◆ What you need to do:
Copy down every line where the string "frac" shows up.

[Saved data entries]
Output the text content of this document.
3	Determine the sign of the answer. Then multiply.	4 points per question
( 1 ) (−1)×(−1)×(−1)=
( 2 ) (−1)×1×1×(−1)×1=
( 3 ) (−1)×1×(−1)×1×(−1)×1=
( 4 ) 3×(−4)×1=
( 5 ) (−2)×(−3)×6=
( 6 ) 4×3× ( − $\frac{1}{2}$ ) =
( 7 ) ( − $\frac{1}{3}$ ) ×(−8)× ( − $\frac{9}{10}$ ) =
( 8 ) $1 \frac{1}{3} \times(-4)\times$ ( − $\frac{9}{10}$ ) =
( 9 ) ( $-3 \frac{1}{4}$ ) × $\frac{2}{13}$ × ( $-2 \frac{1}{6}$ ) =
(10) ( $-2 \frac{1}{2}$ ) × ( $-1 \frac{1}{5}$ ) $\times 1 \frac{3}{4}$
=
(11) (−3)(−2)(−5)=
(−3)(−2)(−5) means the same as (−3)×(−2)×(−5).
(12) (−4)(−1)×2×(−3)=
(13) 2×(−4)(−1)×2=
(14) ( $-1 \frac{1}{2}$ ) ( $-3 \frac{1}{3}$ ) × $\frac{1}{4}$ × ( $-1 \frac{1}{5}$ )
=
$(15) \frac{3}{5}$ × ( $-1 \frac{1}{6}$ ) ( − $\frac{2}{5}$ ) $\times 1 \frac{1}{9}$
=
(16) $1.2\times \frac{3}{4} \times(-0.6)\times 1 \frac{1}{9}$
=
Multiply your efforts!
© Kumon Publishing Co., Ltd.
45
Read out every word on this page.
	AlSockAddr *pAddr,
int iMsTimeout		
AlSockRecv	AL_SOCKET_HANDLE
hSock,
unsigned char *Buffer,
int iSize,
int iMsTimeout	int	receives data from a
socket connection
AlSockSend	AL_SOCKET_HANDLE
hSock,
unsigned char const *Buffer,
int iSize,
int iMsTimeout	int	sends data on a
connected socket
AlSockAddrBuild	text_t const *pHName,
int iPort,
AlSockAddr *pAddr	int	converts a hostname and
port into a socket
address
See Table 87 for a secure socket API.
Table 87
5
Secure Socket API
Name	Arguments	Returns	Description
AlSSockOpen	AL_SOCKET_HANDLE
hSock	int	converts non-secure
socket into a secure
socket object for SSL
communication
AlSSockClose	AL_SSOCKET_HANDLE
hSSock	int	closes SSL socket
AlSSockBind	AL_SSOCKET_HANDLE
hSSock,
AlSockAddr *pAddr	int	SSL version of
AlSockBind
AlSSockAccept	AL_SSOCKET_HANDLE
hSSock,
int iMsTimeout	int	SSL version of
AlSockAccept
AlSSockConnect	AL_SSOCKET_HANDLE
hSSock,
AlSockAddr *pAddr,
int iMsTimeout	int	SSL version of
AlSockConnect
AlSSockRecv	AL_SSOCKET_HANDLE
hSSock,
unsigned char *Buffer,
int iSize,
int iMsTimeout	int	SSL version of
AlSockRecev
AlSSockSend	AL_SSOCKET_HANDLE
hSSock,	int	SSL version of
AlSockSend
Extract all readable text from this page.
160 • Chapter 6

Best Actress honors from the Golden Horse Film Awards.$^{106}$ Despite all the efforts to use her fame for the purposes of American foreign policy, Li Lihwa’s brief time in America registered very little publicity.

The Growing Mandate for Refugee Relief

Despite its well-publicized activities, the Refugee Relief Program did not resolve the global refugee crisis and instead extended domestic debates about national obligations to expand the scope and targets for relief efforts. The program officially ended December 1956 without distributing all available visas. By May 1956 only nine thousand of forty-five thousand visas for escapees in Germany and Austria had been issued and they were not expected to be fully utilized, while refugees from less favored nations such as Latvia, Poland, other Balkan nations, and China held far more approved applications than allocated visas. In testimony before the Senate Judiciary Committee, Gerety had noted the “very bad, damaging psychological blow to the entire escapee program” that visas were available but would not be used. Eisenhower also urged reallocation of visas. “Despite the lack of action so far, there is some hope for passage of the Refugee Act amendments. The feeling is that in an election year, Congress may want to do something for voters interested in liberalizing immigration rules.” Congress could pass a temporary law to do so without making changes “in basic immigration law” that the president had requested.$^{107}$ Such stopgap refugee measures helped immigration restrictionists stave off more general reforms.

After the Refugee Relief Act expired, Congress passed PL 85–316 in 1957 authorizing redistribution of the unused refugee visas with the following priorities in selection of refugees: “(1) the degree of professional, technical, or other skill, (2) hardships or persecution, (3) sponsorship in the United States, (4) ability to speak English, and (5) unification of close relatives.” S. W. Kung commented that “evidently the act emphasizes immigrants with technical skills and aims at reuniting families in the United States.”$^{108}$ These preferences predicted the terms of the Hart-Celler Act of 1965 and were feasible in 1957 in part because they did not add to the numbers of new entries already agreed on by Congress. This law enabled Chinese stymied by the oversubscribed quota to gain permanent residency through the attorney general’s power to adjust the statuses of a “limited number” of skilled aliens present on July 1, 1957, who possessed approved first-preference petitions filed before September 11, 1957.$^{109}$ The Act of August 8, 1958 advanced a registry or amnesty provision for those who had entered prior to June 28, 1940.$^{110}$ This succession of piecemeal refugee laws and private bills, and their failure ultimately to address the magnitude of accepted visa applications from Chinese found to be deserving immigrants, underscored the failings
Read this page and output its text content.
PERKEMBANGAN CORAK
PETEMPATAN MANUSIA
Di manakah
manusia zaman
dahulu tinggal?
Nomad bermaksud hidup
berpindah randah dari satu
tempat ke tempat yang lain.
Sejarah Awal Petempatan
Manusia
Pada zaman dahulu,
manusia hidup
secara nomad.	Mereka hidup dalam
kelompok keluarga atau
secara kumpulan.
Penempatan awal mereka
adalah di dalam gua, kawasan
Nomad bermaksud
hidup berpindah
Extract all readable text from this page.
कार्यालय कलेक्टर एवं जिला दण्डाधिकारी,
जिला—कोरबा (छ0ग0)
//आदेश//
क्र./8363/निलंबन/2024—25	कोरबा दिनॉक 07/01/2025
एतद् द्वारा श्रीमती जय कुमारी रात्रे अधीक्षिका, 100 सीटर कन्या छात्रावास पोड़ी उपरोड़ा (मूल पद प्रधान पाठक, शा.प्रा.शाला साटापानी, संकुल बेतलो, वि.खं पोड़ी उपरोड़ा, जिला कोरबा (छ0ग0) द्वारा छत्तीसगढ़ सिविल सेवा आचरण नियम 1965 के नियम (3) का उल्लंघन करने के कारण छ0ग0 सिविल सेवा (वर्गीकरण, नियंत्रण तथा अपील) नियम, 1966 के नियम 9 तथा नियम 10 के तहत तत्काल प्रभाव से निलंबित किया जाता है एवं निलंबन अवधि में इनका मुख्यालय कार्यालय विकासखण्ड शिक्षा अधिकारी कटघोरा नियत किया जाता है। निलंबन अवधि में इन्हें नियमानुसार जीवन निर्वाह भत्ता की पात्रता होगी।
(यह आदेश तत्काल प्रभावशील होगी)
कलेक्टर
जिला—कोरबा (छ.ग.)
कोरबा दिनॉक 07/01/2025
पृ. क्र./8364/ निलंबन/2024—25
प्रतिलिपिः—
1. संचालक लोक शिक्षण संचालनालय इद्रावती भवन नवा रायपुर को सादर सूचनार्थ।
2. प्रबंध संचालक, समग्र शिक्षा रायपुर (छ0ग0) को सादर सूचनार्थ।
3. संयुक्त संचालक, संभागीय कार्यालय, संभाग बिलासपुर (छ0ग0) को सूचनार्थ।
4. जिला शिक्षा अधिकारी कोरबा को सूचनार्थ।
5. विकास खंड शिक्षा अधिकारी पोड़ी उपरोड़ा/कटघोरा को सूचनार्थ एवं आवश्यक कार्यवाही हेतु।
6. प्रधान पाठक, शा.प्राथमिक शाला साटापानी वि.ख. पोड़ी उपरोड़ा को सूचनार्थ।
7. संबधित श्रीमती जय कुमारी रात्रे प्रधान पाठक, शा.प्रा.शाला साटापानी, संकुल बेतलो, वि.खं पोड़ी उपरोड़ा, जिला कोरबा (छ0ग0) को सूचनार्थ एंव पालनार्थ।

◆ Written answer:
( 6 ) 4×3× ( − $\frac{1}{2}$ ) =
( 7 ) ( − $\frac{1}{3}$ ) ×(−8)× ( − $\frac{9}{10}$ ) =
( 8 ) $1 \frac{1}{3} \times(-4)\times$ ( − $\frac{9}{10}$ ) =
( 9 ) ( $-3 \frac{1}{4}$ ) × $\frac{2}{13}$ × ( $-2 \frac{1}{6}$ ) =
(10) ( $-2 \frac{1}{2}$ ) × ( $-1 \frac{1}{5}$ ) $\times 1 \frac{3}{4}$
(14) ( $-1 \frac{1}{2}$ ) ( $-3 \frac{1}{3}$ ) × $\frac{1}{4}$ × ( $-1 \frac{1}{5}$ )
$(15) \frac{3}{5}$ × ( $-1 \frac{1}{6}$ ) ( − $\frac{2}{5}$ ) $\times 1 \frac{1}{9}$
(16) $1.2\times \frac{3}{4} \times(-0.6)\times 1 \frac{1}{9}$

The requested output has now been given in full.